Exercise description
Filter the entries that follow, copying every line in which the word "text" appears.

****************************************

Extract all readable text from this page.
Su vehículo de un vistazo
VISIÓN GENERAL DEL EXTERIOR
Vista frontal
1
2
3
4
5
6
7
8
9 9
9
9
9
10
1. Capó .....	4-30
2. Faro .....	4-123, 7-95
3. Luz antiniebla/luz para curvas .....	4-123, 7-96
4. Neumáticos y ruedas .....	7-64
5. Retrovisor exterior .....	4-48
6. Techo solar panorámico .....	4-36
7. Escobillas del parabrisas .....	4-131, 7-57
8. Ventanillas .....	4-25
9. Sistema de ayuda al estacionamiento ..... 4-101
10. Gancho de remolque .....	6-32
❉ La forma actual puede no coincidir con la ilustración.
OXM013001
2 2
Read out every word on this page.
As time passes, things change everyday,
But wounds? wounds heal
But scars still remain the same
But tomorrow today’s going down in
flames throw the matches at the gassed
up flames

****************************************

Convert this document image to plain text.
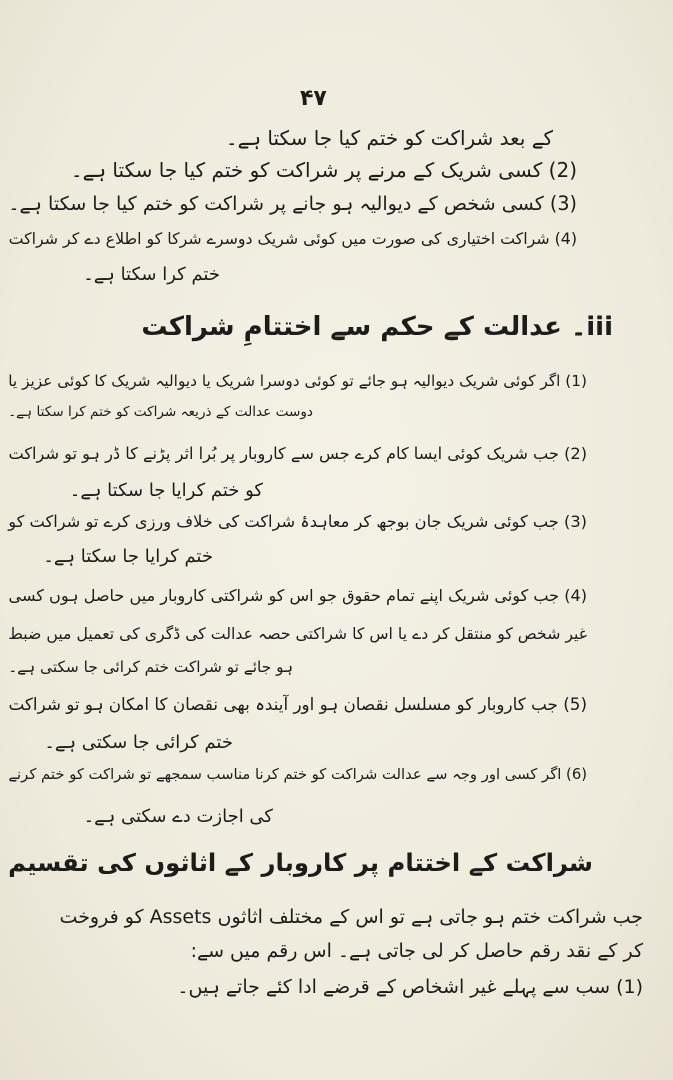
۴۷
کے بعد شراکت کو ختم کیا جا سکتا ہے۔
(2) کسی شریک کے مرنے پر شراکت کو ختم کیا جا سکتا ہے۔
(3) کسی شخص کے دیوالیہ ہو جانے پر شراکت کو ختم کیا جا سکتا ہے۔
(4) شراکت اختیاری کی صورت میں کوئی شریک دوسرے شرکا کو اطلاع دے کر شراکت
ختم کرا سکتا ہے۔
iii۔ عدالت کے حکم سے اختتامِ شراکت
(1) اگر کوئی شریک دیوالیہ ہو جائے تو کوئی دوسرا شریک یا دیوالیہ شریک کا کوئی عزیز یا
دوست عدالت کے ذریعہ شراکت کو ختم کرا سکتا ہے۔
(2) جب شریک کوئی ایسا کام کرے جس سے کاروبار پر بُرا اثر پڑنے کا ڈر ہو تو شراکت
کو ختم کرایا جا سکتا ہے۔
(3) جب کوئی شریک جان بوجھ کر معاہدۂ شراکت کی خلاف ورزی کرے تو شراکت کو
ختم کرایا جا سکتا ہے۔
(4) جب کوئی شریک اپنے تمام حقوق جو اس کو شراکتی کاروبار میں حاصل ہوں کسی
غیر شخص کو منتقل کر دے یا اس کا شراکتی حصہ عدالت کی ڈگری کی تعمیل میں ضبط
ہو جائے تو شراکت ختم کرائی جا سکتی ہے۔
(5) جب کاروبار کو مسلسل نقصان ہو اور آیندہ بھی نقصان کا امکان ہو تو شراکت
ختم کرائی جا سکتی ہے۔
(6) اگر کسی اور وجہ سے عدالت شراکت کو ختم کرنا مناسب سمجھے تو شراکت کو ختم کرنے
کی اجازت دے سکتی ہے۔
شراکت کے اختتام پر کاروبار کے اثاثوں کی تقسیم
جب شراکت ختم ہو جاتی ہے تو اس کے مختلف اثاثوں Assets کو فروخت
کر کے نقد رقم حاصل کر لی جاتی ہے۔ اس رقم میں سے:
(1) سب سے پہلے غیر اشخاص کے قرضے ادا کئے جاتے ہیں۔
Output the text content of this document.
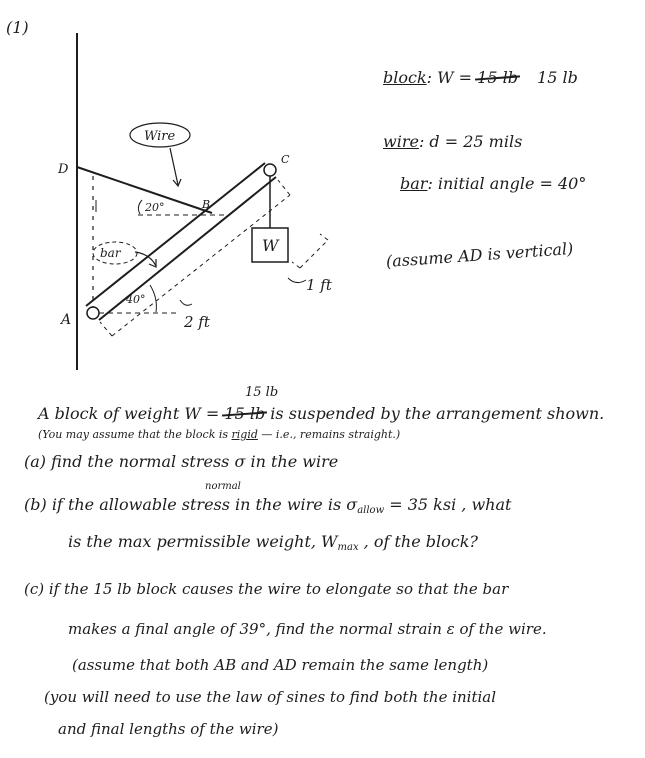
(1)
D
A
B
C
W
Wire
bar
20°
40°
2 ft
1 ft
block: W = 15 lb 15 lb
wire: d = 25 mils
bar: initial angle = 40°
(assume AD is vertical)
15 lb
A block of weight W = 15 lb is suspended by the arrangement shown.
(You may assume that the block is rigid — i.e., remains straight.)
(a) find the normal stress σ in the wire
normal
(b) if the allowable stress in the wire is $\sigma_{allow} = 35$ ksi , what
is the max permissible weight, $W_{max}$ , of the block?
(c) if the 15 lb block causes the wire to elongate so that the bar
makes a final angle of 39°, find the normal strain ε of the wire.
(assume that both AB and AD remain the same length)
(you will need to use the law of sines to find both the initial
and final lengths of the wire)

****************************************

Task solution
Extract all readable text from this page.
Convert this document image to plain text.
Output the text content of this document.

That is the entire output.